> _Aim of the exercise_: Keep only the lines that hold the string "Acri", filtering out the rest of the entries below.

> _Extracted entries_:
______________________________

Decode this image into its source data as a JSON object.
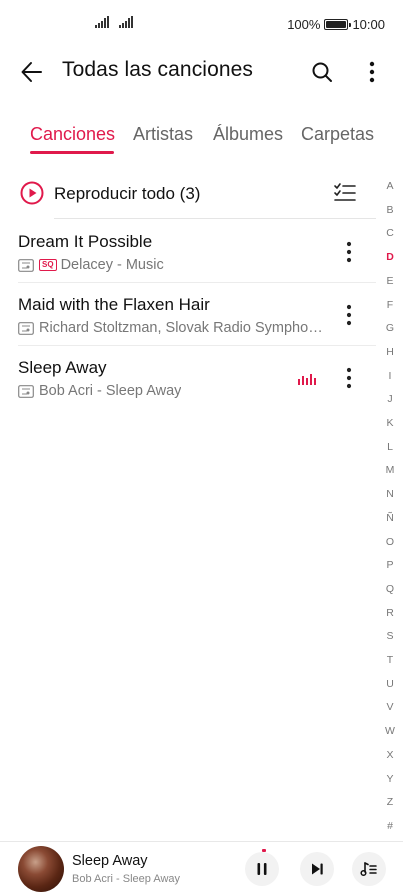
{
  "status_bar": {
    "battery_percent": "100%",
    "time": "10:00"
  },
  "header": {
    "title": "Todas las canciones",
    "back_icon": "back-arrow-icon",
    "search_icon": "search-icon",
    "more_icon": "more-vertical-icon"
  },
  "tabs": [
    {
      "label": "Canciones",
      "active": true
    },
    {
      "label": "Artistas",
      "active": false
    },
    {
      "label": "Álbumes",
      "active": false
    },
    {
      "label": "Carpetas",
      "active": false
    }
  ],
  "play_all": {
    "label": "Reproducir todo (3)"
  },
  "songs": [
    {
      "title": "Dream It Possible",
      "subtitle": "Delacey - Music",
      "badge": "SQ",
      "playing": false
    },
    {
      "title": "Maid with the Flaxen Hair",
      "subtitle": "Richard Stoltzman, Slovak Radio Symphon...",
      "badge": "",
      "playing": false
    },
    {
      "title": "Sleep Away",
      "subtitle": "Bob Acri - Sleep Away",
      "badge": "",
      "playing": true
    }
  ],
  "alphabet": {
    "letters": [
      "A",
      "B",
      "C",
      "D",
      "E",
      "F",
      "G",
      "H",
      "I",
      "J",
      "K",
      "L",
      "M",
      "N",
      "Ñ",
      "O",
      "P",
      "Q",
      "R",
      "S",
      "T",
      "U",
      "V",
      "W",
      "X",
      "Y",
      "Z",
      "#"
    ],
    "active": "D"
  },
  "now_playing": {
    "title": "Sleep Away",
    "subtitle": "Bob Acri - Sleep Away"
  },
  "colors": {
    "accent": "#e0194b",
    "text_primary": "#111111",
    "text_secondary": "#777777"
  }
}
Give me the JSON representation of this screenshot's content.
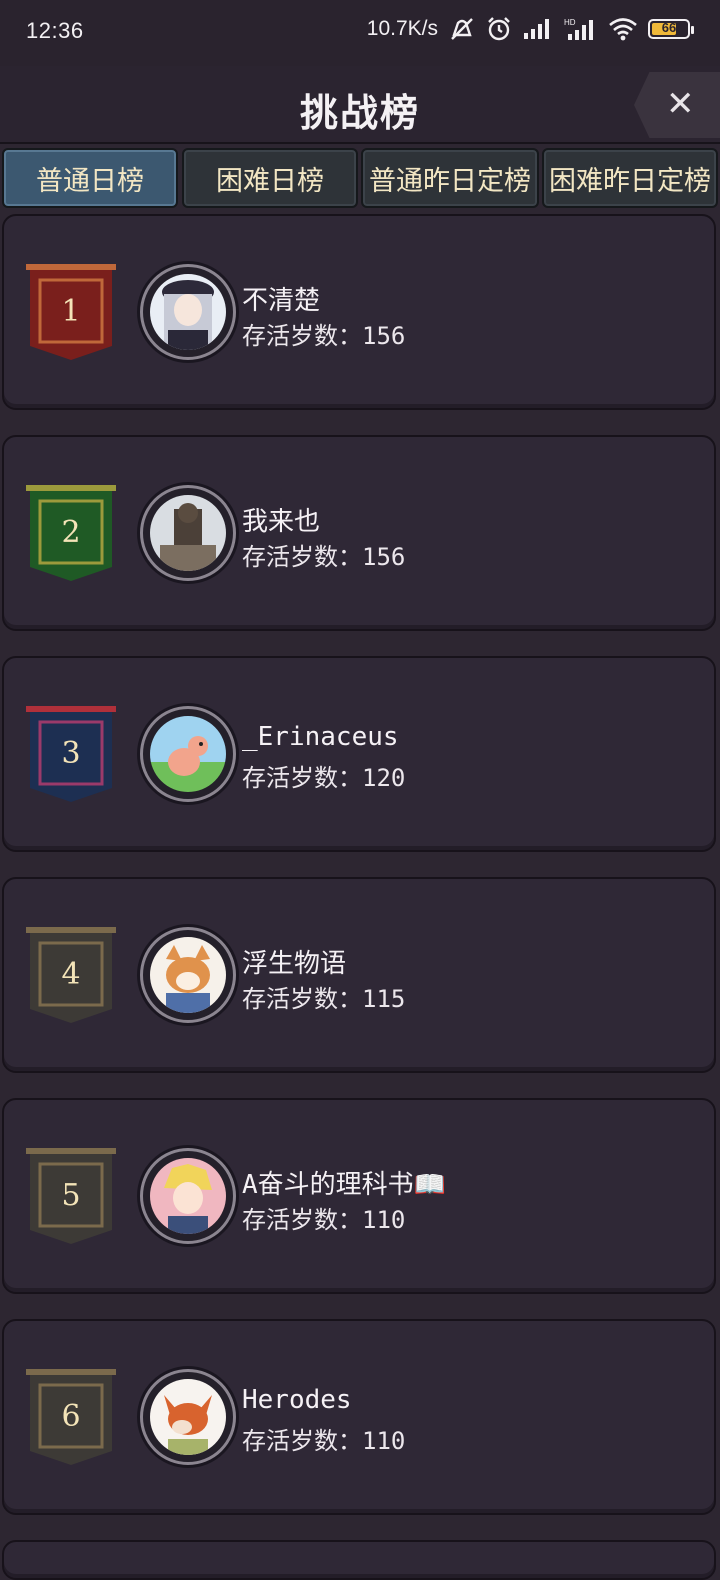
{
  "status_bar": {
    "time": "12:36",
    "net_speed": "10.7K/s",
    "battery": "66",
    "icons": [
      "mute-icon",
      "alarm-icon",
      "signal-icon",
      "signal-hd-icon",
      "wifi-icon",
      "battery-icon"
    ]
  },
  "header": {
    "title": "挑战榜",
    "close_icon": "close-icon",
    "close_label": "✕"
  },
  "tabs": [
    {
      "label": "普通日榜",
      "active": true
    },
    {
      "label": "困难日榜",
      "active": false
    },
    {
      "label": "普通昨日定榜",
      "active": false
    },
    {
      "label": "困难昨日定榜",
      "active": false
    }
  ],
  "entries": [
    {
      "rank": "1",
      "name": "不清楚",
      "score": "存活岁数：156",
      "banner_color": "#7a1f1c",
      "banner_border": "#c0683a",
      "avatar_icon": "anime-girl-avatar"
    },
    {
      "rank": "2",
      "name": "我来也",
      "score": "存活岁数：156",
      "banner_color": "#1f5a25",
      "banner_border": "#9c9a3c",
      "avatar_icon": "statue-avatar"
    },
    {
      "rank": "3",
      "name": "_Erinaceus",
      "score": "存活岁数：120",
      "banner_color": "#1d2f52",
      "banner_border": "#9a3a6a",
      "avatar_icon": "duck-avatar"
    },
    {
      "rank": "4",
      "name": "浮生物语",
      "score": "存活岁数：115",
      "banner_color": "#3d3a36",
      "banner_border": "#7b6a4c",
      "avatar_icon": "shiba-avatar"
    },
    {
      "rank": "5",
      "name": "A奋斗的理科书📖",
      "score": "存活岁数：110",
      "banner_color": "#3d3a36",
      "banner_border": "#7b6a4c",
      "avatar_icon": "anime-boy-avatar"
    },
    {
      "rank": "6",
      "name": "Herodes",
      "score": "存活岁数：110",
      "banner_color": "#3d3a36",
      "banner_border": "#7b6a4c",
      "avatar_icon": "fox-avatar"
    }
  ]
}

______________________________

> _Task result_:
      "subtitle": "Bob Acri - Sleep Away",
    "subtitle": "Bob Acri - Sleep Away"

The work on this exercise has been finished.